- _To do_
Only a number is wanted: how many lines in these records contain the word "powers"?
━━━━━ Records for this exercise ━━━━━
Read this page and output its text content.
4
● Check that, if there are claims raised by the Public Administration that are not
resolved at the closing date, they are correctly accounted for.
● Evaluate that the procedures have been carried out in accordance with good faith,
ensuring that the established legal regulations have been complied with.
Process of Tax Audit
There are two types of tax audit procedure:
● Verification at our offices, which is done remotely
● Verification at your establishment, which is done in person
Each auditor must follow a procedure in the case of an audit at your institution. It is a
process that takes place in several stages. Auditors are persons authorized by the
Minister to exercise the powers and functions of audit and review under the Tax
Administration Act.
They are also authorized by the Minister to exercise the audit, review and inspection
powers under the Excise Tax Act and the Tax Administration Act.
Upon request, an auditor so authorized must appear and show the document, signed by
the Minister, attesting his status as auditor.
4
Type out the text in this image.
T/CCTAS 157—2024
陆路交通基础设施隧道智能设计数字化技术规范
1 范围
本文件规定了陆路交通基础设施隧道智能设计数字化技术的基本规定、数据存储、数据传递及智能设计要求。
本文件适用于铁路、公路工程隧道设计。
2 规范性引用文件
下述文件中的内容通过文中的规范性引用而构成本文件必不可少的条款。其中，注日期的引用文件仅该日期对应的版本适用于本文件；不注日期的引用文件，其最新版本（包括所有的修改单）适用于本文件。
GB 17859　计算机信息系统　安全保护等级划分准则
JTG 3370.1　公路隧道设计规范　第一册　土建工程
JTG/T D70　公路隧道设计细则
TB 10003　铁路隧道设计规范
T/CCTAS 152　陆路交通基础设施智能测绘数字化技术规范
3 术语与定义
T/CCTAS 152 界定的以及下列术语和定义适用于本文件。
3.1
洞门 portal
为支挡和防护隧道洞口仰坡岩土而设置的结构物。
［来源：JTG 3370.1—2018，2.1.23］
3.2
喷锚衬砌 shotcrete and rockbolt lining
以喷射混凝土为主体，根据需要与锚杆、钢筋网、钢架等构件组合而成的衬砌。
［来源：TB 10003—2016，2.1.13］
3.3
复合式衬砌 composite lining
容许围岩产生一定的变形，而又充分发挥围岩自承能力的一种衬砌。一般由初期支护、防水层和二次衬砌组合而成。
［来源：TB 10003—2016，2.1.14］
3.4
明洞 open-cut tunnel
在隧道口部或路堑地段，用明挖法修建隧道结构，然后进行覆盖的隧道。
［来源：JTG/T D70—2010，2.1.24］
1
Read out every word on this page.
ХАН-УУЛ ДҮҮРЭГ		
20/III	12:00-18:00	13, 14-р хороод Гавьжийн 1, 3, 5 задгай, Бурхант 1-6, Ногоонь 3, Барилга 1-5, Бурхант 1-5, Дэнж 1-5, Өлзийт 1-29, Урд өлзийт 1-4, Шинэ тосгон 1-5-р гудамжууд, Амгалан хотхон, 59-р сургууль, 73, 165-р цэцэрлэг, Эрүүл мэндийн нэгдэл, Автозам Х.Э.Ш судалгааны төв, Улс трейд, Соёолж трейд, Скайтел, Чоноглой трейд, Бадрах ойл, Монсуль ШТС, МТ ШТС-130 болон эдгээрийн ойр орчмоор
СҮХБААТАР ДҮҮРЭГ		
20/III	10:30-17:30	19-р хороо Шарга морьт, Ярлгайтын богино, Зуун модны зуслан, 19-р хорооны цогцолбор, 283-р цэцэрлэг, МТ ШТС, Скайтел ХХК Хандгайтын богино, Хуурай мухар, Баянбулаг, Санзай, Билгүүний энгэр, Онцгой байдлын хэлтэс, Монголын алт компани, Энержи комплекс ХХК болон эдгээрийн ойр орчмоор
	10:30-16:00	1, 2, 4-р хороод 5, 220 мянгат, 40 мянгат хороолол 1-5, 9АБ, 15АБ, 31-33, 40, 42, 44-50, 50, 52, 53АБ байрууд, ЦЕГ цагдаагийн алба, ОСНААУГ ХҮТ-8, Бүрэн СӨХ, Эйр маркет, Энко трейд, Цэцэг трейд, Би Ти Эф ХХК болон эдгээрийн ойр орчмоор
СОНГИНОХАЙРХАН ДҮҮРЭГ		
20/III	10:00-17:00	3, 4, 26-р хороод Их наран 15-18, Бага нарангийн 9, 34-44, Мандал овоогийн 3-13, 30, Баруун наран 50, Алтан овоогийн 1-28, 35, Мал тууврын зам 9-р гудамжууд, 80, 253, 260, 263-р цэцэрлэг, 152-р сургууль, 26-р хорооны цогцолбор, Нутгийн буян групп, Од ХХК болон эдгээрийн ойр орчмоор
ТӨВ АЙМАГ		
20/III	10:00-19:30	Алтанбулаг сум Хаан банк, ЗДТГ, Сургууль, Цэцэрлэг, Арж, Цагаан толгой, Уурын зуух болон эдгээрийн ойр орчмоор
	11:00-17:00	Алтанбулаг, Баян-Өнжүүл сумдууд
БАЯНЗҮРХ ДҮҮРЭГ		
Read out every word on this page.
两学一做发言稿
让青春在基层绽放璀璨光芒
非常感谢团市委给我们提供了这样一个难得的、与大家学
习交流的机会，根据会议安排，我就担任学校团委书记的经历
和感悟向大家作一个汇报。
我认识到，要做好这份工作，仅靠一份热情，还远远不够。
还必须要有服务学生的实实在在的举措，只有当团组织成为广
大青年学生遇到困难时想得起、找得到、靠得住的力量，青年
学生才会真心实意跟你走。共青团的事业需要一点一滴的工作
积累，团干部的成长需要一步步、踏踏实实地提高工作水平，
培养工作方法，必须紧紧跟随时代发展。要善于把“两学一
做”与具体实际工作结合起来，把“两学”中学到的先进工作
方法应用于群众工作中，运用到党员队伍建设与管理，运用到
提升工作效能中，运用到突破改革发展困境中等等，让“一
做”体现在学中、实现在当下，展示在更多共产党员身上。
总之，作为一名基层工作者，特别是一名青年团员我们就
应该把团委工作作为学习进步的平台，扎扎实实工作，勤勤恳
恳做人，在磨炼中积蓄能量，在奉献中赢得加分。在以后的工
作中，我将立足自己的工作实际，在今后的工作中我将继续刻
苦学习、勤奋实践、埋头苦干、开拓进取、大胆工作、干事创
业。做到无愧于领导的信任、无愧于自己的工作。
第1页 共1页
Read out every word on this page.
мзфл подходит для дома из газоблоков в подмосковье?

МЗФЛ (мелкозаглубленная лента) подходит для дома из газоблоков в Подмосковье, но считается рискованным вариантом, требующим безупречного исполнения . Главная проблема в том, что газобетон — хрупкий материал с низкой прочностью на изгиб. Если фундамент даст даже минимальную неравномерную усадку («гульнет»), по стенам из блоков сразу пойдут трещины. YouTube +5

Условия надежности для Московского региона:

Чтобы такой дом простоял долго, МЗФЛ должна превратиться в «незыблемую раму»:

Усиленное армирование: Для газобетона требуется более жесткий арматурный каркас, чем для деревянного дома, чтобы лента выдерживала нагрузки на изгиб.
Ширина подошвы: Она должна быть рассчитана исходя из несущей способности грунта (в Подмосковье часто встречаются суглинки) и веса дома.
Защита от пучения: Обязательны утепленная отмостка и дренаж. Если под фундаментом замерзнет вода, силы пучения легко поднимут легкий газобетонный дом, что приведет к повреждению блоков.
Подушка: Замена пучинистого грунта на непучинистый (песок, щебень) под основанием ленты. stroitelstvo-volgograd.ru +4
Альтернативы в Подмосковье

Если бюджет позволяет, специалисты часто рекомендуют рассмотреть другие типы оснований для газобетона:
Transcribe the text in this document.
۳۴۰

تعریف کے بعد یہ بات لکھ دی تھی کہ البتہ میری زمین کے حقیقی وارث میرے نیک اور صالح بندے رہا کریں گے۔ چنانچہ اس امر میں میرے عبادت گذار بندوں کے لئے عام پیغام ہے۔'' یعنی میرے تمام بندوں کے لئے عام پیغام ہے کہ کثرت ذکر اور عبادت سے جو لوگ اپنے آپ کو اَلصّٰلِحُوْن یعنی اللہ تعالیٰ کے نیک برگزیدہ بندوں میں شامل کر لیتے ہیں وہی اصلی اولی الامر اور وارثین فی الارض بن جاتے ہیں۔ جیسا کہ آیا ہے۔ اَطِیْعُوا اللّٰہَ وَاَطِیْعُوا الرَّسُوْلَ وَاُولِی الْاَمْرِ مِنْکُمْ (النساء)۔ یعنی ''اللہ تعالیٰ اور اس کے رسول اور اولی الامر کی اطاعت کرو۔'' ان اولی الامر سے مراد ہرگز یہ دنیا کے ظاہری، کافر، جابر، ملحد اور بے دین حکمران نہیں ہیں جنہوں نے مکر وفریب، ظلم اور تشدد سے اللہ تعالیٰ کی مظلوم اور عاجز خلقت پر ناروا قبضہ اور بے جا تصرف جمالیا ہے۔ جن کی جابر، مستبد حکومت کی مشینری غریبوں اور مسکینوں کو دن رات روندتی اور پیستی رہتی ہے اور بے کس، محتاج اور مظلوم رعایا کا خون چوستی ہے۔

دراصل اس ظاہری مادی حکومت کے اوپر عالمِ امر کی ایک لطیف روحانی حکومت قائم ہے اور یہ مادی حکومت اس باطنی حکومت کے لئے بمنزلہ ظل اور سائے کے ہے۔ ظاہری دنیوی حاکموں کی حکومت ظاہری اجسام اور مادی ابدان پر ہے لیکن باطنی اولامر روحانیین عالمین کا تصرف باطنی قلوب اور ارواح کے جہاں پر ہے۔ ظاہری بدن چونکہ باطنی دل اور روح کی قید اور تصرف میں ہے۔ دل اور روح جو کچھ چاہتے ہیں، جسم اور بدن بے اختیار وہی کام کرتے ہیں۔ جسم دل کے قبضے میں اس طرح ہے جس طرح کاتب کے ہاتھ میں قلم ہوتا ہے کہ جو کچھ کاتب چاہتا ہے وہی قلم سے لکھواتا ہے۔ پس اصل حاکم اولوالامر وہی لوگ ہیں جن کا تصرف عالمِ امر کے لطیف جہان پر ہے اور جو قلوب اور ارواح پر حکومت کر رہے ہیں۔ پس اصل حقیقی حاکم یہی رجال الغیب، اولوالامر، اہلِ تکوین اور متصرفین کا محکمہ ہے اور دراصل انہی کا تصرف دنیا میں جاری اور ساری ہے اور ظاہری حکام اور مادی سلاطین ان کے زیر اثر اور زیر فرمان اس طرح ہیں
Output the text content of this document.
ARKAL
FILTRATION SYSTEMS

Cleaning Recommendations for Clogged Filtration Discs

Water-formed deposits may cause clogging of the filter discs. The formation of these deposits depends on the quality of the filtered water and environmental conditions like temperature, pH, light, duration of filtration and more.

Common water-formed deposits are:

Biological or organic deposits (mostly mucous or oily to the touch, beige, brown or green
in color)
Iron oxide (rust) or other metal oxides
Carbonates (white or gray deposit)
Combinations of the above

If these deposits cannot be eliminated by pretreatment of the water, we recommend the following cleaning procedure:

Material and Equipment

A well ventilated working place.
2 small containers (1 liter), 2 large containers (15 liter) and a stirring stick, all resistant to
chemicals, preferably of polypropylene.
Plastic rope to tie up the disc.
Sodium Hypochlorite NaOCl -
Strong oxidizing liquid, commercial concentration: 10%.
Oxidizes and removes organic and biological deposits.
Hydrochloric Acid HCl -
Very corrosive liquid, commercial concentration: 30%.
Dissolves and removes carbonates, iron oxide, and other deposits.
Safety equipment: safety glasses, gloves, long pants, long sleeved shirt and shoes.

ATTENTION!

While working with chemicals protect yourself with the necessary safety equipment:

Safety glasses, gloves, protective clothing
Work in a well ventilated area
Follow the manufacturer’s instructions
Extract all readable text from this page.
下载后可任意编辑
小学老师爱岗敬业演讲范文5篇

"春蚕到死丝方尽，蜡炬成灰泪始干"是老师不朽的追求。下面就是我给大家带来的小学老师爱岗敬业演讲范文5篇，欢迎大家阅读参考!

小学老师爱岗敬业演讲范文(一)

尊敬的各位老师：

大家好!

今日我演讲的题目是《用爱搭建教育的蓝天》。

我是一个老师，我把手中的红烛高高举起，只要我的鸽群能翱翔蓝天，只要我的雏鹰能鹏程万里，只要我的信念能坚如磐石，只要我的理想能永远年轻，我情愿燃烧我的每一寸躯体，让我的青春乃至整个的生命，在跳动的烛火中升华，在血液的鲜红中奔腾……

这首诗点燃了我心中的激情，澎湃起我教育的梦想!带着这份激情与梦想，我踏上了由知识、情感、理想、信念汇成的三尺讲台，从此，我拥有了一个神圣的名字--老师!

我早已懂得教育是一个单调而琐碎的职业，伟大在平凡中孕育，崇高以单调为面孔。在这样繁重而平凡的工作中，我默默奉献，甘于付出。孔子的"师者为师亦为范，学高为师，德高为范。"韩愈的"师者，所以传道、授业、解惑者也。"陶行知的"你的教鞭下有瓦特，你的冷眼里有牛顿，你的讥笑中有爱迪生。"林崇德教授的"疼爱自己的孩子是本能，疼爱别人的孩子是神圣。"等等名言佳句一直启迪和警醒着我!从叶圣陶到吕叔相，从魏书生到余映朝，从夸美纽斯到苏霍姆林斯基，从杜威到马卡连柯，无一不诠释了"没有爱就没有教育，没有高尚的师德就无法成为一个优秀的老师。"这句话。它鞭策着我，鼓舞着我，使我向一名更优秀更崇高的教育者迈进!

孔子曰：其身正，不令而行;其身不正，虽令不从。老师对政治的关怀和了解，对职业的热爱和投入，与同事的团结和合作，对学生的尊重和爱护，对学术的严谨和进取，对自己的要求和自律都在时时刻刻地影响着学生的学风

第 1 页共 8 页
━━━━━
- _Solution to this problem_
2